Data records
* Start *

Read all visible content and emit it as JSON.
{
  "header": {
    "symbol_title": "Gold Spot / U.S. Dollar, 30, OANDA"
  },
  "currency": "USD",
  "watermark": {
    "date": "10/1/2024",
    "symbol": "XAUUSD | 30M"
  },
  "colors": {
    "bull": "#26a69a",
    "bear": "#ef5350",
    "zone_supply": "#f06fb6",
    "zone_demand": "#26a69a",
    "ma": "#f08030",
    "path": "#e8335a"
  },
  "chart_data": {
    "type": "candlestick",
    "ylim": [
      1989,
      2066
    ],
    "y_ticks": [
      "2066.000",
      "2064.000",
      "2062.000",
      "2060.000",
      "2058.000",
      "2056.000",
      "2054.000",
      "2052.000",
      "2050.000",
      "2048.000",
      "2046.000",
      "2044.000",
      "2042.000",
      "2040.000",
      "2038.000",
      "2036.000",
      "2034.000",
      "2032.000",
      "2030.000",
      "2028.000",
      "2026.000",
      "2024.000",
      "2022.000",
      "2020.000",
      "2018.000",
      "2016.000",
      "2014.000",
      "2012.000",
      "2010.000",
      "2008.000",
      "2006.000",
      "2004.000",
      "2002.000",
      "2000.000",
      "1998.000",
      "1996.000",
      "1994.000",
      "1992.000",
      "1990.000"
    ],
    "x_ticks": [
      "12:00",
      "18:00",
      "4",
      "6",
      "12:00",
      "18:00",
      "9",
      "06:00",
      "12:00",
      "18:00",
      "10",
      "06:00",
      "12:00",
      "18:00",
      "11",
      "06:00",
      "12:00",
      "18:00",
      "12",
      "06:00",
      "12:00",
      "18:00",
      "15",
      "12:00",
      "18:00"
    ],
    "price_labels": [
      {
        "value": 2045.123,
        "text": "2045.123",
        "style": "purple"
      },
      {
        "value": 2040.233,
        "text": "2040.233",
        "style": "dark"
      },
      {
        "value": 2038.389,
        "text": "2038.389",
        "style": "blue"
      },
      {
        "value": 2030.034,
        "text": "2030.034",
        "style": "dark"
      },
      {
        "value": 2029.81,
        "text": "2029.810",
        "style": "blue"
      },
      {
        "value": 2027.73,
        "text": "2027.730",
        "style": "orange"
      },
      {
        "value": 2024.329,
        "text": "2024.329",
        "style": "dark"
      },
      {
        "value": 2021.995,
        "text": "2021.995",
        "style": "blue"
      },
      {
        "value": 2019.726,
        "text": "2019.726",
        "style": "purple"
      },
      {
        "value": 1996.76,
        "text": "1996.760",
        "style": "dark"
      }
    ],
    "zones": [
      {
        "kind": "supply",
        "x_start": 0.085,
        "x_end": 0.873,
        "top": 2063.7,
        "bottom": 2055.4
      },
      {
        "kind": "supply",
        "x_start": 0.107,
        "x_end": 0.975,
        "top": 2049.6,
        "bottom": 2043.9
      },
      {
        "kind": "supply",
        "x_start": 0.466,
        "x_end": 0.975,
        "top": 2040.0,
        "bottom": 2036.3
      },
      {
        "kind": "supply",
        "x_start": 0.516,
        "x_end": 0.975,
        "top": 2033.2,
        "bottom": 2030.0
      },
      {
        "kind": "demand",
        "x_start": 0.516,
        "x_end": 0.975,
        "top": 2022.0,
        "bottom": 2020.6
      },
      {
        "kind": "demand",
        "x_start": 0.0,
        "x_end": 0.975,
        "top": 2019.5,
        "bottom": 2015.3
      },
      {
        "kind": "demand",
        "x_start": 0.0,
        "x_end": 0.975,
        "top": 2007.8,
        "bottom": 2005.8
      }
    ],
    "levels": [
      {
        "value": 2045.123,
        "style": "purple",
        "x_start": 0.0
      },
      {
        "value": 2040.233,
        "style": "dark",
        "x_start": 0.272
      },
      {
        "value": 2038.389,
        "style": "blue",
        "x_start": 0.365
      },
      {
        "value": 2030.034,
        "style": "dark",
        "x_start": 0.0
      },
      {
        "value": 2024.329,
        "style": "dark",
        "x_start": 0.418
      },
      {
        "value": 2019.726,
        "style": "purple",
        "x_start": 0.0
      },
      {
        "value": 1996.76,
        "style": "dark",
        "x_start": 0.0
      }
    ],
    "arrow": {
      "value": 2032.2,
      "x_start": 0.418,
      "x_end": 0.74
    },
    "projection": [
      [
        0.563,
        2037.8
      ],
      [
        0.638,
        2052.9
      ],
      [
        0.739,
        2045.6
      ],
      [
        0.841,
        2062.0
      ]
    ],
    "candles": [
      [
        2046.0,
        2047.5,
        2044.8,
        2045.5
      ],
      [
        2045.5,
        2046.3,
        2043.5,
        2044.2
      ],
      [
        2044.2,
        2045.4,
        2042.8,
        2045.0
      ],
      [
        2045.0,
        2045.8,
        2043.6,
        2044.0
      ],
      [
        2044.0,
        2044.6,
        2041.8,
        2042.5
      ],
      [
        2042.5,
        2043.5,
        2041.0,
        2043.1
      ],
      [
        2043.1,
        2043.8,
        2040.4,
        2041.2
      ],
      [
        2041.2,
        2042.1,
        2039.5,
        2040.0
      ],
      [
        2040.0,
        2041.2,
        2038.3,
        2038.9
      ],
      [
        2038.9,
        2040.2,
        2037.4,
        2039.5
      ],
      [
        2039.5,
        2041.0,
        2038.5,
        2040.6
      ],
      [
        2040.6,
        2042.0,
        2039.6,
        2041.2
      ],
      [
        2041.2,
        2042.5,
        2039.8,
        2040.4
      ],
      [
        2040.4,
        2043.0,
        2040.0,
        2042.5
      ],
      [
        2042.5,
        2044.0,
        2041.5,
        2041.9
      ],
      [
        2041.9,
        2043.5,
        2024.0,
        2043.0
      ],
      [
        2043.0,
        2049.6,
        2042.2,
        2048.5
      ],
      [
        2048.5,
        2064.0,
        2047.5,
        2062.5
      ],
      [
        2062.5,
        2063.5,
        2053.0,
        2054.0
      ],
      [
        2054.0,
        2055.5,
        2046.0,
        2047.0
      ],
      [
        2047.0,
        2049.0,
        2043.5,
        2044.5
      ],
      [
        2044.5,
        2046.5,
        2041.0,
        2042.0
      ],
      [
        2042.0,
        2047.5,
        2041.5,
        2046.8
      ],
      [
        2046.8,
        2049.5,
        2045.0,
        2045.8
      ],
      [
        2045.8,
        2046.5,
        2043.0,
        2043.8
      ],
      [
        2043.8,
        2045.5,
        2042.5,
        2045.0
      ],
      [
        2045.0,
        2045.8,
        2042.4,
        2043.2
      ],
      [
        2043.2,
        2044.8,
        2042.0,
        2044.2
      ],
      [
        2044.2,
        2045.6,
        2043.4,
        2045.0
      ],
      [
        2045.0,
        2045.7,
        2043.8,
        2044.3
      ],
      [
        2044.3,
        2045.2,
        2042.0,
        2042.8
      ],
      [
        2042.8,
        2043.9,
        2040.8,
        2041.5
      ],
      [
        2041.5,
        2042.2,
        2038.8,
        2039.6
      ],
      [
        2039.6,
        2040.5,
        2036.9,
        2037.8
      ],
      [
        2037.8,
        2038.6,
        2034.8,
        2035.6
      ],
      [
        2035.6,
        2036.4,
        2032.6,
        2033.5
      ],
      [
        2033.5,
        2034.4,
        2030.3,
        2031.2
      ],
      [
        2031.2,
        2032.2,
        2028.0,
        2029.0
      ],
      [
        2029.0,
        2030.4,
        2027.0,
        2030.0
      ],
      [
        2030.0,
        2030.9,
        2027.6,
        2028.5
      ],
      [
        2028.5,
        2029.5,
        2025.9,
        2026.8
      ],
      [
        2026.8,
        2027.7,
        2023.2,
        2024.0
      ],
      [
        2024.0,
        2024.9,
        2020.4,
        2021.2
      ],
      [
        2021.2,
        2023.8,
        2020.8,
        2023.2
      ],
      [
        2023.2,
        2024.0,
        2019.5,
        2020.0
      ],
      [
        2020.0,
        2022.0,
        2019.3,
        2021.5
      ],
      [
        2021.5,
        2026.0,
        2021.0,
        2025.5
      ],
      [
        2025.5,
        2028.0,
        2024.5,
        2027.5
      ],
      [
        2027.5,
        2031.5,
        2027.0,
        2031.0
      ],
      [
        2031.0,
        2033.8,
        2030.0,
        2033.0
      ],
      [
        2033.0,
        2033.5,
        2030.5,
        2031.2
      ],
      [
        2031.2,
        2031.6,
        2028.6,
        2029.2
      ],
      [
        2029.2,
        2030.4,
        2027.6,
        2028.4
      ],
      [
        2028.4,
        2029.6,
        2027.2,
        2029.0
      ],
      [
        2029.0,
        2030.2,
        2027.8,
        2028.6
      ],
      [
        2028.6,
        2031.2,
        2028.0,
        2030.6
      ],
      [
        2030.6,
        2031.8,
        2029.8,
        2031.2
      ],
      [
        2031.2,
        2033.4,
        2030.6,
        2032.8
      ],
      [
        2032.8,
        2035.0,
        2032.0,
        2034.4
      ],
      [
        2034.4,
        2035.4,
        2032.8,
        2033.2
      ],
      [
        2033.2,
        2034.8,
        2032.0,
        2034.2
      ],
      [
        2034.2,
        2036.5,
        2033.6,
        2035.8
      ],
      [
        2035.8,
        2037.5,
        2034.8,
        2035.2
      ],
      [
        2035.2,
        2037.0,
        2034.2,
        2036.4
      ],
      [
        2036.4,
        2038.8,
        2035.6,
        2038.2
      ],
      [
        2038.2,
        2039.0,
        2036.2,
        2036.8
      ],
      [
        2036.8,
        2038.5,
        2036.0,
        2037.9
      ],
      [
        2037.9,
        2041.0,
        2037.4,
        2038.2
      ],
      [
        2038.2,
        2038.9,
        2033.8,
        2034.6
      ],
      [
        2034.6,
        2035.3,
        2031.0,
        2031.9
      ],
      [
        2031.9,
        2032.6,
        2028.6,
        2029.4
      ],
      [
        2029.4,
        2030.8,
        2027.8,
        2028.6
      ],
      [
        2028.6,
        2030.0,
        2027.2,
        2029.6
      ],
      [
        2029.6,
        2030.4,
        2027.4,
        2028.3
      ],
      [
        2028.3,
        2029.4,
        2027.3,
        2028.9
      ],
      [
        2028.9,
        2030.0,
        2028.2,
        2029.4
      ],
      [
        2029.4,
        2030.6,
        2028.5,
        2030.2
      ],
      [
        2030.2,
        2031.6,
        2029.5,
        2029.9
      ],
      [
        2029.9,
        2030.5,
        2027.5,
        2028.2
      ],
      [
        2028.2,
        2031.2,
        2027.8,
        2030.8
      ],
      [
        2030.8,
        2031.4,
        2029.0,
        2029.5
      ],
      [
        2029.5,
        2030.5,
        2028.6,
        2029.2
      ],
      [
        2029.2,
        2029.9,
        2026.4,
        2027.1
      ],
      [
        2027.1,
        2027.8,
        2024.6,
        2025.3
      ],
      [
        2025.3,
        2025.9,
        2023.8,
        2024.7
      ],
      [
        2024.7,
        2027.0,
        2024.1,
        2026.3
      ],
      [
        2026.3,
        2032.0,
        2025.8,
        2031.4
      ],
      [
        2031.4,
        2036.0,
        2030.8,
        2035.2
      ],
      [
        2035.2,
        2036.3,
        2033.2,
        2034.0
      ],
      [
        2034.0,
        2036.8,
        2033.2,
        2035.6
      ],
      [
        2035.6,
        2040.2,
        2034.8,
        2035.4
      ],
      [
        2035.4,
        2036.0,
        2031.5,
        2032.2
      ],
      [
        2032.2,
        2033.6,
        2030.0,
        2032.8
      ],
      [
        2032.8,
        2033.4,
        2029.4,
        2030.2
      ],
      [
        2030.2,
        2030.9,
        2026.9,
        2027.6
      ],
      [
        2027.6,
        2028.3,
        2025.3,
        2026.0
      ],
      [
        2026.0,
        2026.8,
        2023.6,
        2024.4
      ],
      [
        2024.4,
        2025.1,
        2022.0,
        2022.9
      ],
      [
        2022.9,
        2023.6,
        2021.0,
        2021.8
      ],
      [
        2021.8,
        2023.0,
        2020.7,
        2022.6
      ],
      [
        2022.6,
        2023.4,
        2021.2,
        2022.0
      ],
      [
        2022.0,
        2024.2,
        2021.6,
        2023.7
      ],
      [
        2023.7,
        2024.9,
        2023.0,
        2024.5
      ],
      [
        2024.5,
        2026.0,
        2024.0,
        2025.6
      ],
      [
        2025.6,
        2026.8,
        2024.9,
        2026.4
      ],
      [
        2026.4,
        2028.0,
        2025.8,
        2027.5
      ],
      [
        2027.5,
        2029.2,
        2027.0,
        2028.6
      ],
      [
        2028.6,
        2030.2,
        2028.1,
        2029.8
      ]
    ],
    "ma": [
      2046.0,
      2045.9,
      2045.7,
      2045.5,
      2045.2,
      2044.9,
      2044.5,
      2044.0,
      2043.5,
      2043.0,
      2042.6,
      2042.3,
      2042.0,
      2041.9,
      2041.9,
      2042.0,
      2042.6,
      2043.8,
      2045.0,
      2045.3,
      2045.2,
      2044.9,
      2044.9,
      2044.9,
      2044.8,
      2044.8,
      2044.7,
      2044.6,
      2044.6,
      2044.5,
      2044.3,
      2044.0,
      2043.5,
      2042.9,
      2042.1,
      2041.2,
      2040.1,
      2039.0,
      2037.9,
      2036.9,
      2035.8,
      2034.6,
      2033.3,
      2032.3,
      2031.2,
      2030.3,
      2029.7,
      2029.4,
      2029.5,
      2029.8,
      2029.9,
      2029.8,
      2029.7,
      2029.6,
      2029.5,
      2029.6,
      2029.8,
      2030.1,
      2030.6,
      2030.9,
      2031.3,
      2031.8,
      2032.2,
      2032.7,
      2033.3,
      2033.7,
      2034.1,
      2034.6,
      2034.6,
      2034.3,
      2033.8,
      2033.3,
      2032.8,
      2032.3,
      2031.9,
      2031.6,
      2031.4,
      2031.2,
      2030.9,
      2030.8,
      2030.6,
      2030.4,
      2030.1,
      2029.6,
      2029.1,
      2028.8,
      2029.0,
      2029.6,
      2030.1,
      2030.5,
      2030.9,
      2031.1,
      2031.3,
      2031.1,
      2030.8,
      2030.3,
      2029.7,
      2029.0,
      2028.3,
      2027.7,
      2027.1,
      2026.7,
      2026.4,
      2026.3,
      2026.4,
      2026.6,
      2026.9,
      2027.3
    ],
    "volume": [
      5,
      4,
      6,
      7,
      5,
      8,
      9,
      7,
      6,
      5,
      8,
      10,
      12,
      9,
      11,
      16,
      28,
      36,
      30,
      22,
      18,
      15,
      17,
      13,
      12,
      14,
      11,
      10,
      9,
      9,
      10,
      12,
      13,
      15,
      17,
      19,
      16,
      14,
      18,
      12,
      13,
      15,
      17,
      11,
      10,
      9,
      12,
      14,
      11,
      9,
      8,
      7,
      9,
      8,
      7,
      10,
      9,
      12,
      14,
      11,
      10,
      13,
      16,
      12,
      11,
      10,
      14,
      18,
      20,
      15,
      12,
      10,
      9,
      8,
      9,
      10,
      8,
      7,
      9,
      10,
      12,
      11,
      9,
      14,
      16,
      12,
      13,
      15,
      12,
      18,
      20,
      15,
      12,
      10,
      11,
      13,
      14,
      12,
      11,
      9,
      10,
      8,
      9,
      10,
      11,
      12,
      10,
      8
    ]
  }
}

* End *

Say how many lines in the entries contain the string "text", and leave out everything else.

Result of the task —
10